# Work required
Without the images, write out the whole listing exactly.

# Data to process
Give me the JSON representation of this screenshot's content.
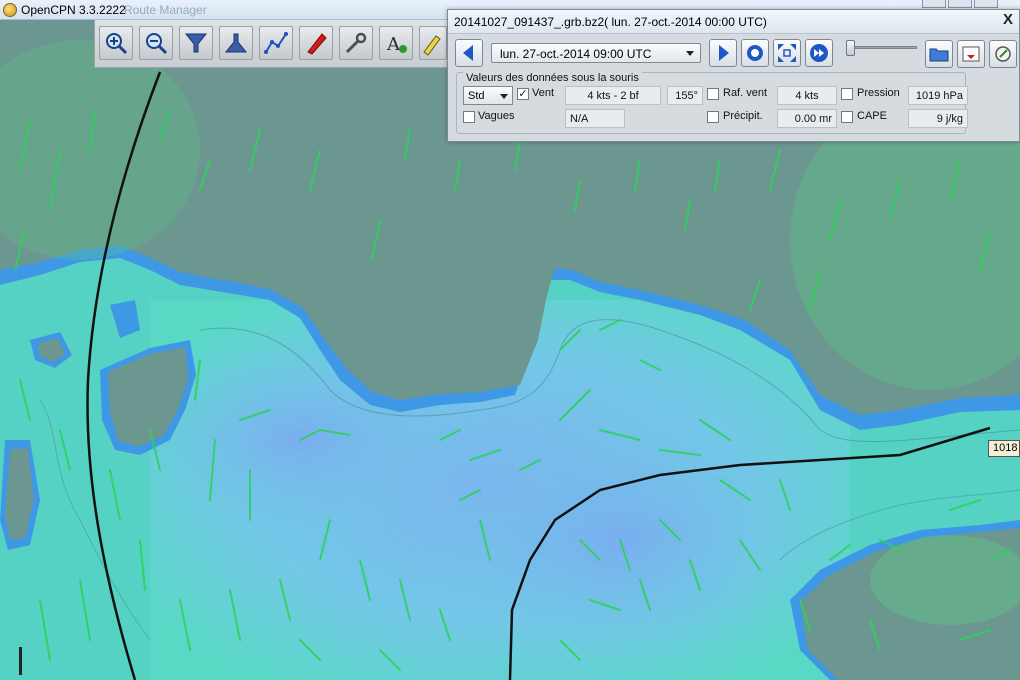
{
  "window": {
    "title": "OpenCPN 3.3.2222",
    "ghost_title": "Route Manager"
  },
  "toolbar": {
    "buttons": [
      {
        "name": "zoom-in",
        "icon": "zoom-in-icon"
      },
      {
        "name": "zoom-out",
        "icon": "zoom-out-icon"
      },
      {
        "name": "scale-in",
        "icon": "funnel-down-icon"
      },
      {
        "name": "scale-out",
        "icon": "funnel-up-icon"
      },
      {
        "name": "route",
        "icon": "route-icon"
      },
      {
        "name": "boat",
        "icon": "boat-icon"
      },
      {
        "name": "settings",
        "icon": "wrench-icon"
      },
      {
        "name": "text",
        "icon": "text-a-icon"
      },
      {
        "name": "tide",
        "icon": "pencil-icon"
      }
    ]
  },
  "grib": {
    "title": "20141027_091437_.grb.bz2( lun. 27-oct.-2014 00:00  UTC)",
    "close_glyph": "X",
    "time_selected": "lun. 27-oct.-2014 09:00  UTC",
    "values_title": "Valeurs des données sous la souris",
    "std_value": "Std",
    "fields": {
      "vent_label": "Vent",
      "vent_checked": true,
      "vent_speed": "4 kts -  2 bf",
      "vent_dir": "155°",
      "rafales_label": "Raf. vent",
      "rafales_checked": false,
      "rafales_value": "4 kts",
      "pression_label": "Pression",
      "pression_checked": false,
      "pression_value": "1019 hPa",
      "vagues_label": "Vagues",
      "vagues_checked": false,
      "vagues_value": "N/A",
      "precip_label": "Précipit.",
      "precip_checked": false,
      "precip_value": "0.00 mr",
      "cape_label": "CAPE",
      "cape_checked": false,
      "cape_value": "9 j/kg"
    },
    "check_glyph": "✓"
  },
  "chart": {
    "route_label": "1018",
    "colors": {
      "land": "#6c9690",
      "shallow_blue": "#3e98e6",
      "sea_light": "#6fd6d6",
      "sea_blue": "#7ab6ee",
      "wind": "#2fd15c",
      "route": "#111111"
    }
  }
}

# Result for this exercise
Give me the JSON representation of this screenshot's content.
{
  "window": {
    "title": "OpenCPN 3.3.2222",
    "ghost_title": "Route Manager"
  },
  "toolbar": {
    "buttons": [
      {
        "name": "zoom-in",
        "icon": "zoom-in-icon"
      },
      {
        "name": "zoom-out",
        "icon": "zoom-out-icon"
      },
      {
        "name": "scale-in",
        "icon": "funnel-down-icon"
      },
      {
        "name": "scale-out",
        "icon": "funnel-up-icon"
      },
      {
        "name": "route",
        "icon": "route-icon"
      },
      {
        "name": "boat",
        "icon": "boat-icon"
      },
      {
        "name": "settings",
        "icon": "wrench-icon"
      },
      {
        "name": "text",
        "icon": "text-a-icon"
      },
      {
        "name": "tide",
        "icon": "pencil-icon"
      }
    ]
  },
  "grib": {
    "title": "20141027_091437_.grb.bz2( lun. 27-oct.-2014 00:00  UTC)",
    "close_glyph": "X",
    "time_selected": "lun. 27-oct.-2014 09:00  UTC",
    "values_title": "Valeurs des données sous la souris",
    "std_value": "Std",
    "fields": {
      "vent_label": "Vent",
      "vent_checked": true,
      "vent_speed": "4 kts -  2 bf",
      "vent_dir": "155°",
      "rafales_label": "Raf. vent",
      "rafales_checked": false,
      "rafales_value": "4 kts",
      "pression_label": "Pression",
      "pression_checked": false,
      "pression_value": "1019 hPa",
      "vagues_label": "Vagues",
      "vagues_checked": false,
      "vagues_value": "N/A",
      "precip_label": "Précipit.",
      "precip_checked": false,
      "precip_value": "0.00 mr",
      "cape_label": "CAPE",
      "cape_checked": false,
      "cape_value": "9 j/kg"
    },
    "check_glyph": "✓"
  },
  "chart": {
    "route_label": "1018",
    "colors": {
      "land": "#6c9690",
      "shallow_blue": "#3e98e6",
      "sea_light": "#6fd6d6",
      "sea_blue": "#7ab6ee",
      "wind": "#2fd15c",
      "route": "#111111"
    }
  }
}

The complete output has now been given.